— Data for this exercise —
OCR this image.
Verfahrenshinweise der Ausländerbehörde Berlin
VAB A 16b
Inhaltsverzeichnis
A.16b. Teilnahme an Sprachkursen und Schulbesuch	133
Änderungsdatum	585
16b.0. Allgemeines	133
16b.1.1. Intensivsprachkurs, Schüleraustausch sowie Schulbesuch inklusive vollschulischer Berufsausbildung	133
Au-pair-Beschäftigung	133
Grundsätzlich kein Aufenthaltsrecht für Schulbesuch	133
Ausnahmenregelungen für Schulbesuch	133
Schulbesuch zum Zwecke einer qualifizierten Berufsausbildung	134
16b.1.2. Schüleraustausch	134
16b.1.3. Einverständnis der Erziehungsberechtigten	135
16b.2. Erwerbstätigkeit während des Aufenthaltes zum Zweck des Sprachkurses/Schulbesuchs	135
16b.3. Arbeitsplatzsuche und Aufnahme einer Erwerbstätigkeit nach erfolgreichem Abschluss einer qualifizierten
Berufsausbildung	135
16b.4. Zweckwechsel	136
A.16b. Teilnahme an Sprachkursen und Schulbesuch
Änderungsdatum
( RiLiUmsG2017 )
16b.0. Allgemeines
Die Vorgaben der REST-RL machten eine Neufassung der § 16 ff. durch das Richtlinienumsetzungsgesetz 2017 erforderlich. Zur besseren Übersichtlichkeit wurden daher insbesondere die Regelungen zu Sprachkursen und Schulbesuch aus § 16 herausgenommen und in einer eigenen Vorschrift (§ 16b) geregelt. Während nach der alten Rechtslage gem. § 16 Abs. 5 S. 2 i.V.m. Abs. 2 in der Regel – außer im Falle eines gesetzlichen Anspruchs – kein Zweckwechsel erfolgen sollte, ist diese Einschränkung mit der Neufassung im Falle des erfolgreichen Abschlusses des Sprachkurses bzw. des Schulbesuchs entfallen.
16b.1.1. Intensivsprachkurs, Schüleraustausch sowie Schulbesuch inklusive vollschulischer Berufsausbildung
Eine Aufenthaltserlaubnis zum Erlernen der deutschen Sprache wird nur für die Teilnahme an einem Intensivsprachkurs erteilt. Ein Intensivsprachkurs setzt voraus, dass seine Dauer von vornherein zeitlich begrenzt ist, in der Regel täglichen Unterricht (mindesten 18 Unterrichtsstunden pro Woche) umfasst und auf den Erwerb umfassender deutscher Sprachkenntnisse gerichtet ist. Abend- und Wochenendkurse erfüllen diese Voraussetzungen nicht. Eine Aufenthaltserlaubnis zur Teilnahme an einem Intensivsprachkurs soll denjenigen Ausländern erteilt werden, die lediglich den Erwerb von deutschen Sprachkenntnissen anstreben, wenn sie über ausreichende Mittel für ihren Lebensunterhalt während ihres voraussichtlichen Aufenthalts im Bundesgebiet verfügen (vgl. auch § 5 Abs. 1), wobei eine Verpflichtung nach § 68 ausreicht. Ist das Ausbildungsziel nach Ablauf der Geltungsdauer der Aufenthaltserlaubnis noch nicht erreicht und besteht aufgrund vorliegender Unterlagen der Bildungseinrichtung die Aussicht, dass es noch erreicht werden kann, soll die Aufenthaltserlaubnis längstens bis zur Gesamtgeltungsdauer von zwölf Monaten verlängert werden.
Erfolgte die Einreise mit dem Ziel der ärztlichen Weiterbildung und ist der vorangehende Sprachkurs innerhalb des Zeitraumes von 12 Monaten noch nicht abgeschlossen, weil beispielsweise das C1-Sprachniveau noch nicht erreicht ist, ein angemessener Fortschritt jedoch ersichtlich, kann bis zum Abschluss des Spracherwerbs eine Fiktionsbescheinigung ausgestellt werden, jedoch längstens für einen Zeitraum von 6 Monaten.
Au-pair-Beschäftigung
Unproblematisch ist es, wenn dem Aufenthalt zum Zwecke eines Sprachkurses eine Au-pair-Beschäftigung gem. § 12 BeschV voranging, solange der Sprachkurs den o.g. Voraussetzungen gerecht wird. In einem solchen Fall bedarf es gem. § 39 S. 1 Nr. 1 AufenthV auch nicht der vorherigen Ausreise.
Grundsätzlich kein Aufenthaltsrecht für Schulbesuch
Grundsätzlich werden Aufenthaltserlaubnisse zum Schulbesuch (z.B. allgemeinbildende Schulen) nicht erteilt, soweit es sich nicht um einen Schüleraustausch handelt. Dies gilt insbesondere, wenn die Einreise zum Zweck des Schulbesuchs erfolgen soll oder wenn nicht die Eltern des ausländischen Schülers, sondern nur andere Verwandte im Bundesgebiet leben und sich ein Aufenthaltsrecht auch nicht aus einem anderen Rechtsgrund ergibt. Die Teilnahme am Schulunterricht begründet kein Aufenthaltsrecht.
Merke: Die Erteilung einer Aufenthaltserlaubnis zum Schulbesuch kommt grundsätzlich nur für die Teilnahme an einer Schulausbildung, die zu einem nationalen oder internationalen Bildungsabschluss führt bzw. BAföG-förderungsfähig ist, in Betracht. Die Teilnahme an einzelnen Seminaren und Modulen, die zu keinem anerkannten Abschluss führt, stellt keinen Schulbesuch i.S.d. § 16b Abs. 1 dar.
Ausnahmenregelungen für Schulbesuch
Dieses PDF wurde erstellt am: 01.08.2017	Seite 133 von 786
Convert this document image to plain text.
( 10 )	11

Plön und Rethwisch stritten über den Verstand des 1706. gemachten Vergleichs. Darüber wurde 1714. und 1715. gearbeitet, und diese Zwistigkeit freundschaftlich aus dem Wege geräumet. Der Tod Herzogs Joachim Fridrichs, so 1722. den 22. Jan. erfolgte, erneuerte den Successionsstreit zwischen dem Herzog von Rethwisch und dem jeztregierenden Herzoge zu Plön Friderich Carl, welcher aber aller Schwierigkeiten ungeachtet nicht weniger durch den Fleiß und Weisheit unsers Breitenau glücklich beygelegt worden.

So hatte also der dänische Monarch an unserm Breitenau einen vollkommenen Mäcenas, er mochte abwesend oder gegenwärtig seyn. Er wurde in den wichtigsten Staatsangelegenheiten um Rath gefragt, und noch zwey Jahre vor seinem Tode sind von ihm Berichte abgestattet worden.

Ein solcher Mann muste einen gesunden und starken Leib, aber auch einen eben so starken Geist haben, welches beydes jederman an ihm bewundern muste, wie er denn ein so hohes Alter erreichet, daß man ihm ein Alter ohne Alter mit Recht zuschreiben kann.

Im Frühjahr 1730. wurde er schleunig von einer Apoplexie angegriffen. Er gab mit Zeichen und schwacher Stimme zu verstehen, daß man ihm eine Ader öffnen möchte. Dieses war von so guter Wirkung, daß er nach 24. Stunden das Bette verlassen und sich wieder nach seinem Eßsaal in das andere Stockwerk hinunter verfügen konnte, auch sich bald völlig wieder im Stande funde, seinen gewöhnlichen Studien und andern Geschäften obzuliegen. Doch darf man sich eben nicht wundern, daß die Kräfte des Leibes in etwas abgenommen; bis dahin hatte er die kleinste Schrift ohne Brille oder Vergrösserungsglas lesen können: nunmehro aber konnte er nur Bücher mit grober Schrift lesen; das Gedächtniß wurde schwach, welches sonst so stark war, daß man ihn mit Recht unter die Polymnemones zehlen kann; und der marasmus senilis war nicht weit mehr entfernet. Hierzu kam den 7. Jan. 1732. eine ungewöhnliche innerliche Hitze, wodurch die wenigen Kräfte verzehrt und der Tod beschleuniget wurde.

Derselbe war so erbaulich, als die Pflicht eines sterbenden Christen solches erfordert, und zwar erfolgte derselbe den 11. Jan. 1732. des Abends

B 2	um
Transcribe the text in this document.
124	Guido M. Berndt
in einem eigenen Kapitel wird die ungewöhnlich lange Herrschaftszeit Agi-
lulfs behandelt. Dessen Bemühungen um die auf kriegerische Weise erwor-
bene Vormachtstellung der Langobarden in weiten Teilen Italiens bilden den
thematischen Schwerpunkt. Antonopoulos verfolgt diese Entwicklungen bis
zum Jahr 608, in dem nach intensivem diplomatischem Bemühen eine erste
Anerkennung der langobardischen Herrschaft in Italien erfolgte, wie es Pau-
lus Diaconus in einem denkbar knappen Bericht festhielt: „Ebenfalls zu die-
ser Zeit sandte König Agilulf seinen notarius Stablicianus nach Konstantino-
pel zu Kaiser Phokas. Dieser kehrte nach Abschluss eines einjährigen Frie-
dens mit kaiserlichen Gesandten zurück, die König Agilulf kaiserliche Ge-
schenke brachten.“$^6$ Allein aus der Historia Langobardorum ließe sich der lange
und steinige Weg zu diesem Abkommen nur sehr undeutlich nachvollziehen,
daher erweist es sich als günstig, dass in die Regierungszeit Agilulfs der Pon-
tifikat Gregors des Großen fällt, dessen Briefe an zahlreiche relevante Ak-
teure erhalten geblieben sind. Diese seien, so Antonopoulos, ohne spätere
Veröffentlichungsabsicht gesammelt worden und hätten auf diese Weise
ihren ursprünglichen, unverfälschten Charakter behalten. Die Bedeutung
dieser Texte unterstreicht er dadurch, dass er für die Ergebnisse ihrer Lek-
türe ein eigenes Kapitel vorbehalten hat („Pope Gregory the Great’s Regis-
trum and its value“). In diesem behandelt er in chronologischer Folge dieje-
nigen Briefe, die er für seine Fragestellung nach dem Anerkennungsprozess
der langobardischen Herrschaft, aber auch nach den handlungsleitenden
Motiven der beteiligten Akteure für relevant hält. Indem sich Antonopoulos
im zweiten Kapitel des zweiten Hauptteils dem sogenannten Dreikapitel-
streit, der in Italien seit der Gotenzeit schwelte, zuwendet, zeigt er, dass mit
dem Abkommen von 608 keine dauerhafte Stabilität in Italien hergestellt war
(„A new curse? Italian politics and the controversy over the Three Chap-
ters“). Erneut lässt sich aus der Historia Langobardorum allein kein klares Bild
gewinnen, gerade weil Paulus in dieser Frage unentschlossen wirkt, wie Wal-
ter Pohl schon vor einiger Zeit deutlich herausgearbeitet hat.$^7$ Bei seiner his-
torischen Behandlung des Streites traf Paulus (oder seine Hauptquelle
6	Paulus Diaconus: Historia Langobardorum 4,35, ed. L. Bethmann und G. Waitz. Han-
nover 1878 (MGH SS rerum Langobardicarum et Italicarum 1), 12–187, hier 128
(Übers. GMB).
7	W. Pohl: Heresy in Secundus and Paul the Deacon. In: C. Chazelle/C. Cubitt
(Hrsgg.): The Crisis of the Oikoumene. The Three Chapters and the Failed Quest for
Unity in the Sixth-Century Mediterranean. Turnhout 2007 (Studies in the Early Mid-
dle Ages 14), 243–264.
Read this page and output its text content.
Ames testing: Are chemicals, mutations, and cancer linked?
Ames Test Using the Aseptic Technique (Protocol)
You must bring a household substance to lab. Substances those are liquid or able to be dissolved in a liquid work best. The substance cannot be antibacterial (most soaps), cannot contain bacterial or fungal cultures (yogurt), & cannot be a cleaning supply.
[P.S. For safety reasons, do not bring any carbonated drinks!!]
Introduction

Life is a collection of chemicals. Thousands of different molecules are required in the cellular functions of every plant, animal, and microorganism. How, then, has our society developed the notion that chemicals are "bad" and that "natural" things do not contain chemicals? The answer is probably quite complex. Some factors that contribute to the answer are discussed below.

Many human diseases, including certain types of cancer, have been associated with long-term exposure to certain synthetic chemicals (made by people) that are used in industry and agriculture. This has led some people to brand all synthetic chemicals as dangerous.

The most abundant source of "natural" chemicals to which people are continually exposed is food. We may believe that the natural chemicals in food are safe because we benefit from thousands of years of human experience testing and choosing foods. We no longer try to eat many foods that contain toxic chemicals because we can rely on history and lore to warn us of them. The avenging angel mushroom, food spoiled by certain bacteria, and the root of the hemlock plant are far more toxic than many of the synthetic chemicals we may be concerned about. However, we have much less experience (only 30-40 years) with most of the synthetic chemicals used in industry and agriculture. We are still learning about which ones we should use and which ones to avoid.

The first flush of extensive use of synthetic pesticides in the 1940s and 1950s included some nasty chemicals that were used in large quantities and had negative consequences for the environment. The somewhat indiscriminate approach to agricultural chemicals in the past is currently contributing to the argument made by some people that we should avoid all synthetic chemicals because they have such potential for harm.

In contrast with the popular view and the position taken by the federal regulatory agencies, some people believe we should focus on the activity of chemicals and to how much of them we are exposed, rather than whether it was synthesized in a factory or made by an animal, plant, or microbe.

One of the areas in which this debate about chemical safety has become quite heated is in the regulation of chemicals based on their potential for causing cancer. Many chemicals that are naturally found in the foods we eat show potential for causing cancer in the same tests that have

— Task objective —
Reply with nothing except the number of lines in the records that include the word "Paulus".

— The answer —
3